TASK: Reproduce all records verbatim.

Entries from a dataset
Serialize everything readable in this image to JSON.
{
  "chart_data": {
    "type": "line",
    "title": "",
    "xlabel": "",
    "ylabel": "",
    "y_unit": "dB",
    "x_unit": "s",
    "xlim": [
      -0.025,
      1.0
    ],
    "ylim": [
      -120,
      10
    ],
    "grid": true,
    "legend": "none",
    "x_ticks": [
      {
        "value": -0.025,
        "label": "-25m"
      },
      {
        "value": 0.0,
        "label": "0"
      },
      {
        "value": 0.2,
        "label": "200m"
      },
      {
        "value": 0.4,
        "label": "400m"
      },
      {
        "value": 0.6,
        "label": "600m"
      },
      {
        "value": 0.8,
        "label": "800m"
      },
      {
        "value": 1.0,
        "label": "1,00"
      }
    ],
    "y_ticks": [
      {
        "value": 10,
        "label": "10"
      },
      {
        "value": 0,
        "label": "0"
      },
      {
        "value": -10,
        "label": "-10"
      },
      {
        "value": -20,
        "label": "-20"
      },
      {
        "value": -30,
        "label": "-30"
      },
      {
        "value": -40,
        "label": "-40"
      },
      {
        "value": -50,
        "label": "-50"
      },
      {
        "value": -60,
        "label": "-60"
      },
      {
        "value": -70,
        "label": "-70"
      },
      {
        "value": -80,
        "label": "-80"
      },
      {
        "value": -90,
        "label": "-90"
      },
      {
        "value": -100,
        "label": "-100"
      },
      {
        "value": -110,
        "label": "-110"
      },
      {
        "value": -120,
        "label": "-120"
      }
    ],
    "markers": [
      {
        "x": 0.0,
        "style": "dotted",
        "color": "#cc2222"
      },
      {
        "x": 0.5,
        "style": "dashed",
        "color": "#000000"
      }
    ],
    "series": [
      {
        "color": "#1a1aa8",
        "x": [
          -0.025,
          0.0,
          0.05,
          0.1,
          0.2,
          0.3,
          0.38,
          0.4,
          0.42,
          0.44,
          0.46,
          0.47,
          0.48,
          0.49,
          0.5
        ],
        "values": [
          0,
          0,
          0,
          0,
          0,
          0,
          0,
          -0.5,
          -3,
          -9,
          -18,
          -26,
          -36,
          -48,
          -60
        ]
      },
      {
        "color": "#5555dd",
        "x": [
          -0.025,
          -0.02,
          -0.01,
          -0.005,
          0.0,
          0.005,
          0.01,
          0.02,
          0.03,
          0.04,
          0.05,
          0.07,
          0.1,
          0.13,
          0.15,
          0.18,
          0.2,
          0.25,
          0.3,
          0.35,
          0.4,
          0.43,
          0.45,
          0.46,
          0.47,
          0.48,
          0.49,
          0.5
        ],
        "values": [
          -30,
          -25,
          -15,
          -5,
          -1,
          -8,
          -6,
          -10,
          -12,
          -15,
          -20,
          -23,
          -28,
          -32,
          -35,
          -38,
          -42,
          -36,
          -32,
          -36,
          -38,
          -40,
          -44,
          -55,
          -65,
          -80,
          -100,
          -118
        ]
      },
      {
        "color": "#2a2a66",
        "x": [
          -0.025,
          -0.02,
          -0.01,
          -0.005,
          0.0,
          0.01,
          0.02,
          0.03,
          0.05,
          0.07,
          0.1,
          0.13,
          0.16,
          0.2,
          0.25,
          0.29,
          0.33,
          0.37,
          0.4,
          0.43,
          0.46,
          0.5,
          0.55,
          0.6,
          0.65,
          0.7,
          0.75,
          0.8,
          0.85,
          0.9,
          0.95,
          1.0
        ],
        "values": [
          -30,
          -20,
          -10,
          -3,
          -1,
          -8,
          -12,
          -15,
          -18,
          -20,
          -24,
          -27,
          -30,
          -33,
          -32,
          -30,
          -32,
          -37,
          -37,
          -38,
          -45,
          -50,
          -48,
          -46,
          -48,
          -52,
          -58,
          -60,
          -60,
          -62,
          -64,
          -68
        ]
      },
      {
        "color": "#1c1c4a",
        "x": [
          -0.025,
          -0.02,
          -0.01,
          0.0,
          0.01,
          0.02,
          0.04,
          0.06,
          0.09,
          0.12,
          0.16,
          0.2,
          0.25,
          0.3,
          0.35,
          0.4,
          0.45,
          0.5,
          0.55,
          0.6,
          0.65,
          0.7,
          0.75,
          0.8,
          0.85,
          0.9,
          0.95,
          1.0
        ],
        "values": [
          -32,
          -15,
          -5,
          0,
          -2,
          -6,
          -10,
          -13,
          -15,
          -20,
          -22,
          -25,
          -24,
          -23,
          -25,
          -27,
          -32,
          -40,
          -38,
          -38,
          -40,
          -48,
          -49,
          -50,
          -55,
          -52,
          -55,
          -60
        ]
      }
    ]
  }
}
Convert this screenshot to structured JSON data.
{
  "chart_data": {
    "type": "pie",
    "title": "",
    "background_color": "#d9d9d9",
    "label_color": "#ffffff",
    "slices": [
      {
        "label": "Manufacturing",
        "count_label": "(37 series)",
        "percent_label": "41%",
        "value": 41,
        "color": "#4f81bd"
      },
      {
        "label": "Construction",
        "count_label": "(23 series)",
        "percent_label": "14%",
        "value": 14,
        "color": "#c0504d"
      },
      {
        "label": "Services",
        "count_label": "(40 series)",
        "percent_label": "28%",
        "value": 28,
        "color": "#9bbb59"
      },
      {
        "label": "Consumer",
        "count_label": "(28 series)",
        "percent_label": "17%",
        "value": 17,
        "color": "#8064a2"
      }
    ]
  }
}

FULL OUTPUT:
Serialize everything readable in this image to JSON.
{
  "chart_data": {
    "type": "line",
    "title": "",
    "xlabel": "",
    "ylabel": "",
    "y_unit": "dB",
    "x_unit": "s",
    "xlim": [
      -0.025,
      1.0
    ],
    "ylim": [
      -120,
      10
    ],
    "grid": true,
    "legend": "none",
    "x_ticks": [
      {
        "value": -0.025,
        "label": "-25m"
      },
      {
        "value": 0.0,
        "label": "0"
      },
      {
        "value": 0.2,
        "label": "200m"
      },
      {
        "value": 0.4,
        "label": "400m"
      },
      {
        "value": 0.6,
        "label": "600m"
      },
      {
        "value": 0.8,
        "label": "800m"
      },
      {
        "value": 1.0,
        "label": "1,00"
      }
    ],
    "y_ticks": [
      {
        "value": 10,
        "label": "10"
      },
      {
        "value": 0,
        "label": "0"
      },
      {
        "value": -10,
        "label": "-10"
      },
      {
        "value": -20,
        "label": "-20"
      },
      {
        "value": -30,
        "label": "-30"
      },
      {
        "value": -40,
        "label": "-40"
      },
      {
        "value": -50,
        "label": "-50"
      },
      {
        "value": -60,
        "label": "-60"
      },
      {
        "value": -70,
        "label": "-70"
      },
      {
        "value": -80,
        "label": "-80"
      },
      {
        "value": -90,
        "label": "-90"
      },
      {
        "value": -100,
        "label": "-100"
      },
      {
        "value": -110,
        "label": "-110"
      },
      {
        "value": -120,
        "label": "-120"
      }
    ],
    "markers": [
      {
        "x": 0.0,
        "style": "dotted",
        "color": "#cc2222"
      },
      {
        "x": 0.5,
        "style": "dashed",
        "color": "#000000"
      }
    ],
    "series": [
      {
        "color": "#1a1aa8",
        "x": [
          -0.025,
          0.0,
          0.05,
          0.1,
          0.2,
          0.3,
          0.38,
          0.4,
          0.42,
          0.44,
          0.46,
          0.47,
          0.48,
          0.49,
          0.5
        ],
        "values": [
          0,
          0,
          0,
          0,
          0,
          0,
          0,
          -0.5,
          -3,
          -9,
          -18,
          -26,
          -36,
          -48,
          -60
        ]
      },
      {
        "color": "#5555dd",
        "x": [
          -0.025,
          -0.02,
          -0.01,
          -0.005,
          0.0,
          0.005,
          0.01,
          0.02,
          0.03,
          0.04,
          0.05,
          0.07,
          0.1,
          0.13,
          0.15,
          0.18,
          0.2,
          0.25,
          0.3,
          0.35,
          0.4,
          0.43,
          0.45,
          0.46,
          0.47,
          0.48,
          0.49,
          0.5
        ],
        "values": [
          -30,
          -25,
          -15,
          -5,
          -1,
          -8,
          -6,
          -10,
          -12,
          -15,
          -20,
          -23,
          -28,
          -32,
          -35,
          -38,
          -42,
          -36,
          -32,
          -36,
          -38,
          -40,
          -44,
          -55,
          -65,
          -80,
          -100,
          -118
        ]
      },
      {
        "color": "#2a2a66",
        "x": [
          -0.025,
          -0.02,
          -0.01,
          -0.005,
          0.0,
          0.01,
          0.02,
          0.03,
          0.05,
          0.07,
          0.1,
          0.13,
          0.16,
          0.2,
          0.25,
          0.29,
          0.33,
          0.37,
          0.4,
          0.43,
          0.46,
          0.5,
          0.55,
          0.6,
          0.65,
          0.7,
          0.75,
          0.8,
          0.85,
          0.9,
          0.95,
          1.0
        ],
        "values": [
          -30,
          -20,
          -10,
          -3,
          -1,
          -8,
          -12,
          -15,
          -18,
          -20,
          -24,
          -27,
          -30,
          -33,
          -32,
          -30,
          -32,
          -37,
          -37,
          -38,
          -45,
          -50,
          -48,
          -46,
          -48,
          -52,
          -58,
          -60,
          -60,
          -62,
          -64,
          -68
        ]
      },
      {
        "color": "#1c1c4a",
        "x": [
          -0.025,
          -0.02,
          -0.01,
          0.0,
          0.01,
          0.02,
          0.04,
          0.06,
          0.09,
          0.12,
          0.16,
          0.2,
          0.25,
          0.3,
          0.35,
          0.4,
          0.45,
          0.5,
          0.55,
          0.6,
          0.65,
          0.7,
          0.75,
          0.8,
          0.85,
          0.9,
          0.95,
          1.0
        ],
        "values": [
          -32,
          -15,
          -5,
          0,
          -2,
          -6,
          -10,
          -13,
          -15,
          -20,
          -22,
          -25,
          -24,
          -23,
          -25,
          -27,
          -32,
          -40,
          -38,
          -38,
          -40,
          -48,
          -49,
          -50,
          -55,
          -52,
          -55,
          -60
        ]
      }
    ]
  }
}
Convert this screenshot to structured JSON data.
{
  "chart_data": {
    "type": "pie",
    "title": "",
    "background_color": "#d9d9d9",
    "label_color": "#ffffff",
    "slices": [
      {
        "label": "Manufacturing",
        "count_label": "(37 series)",
        "percent_label": "41%",
        "value": 41,
        "color": "#4f81bd"
      },
      {
        "label": "Construction",
        "count_label": "(23 series)",
        "percent_label": "14%",
        "value": 14,
        "color": "#c0504d"
      },
      {
        "label": "Services",
        "count_label": "(40 series)",
        "percent_label": "28%",
        "value": 28,
        "color": "#9bbb59"
      },
      {
        "label": "Consumer",
        "count_label": "(28 series)",
        "percent_label": "17%",
        "value": 17,
        "color": "#8064a2"
      }
    ]
  }
}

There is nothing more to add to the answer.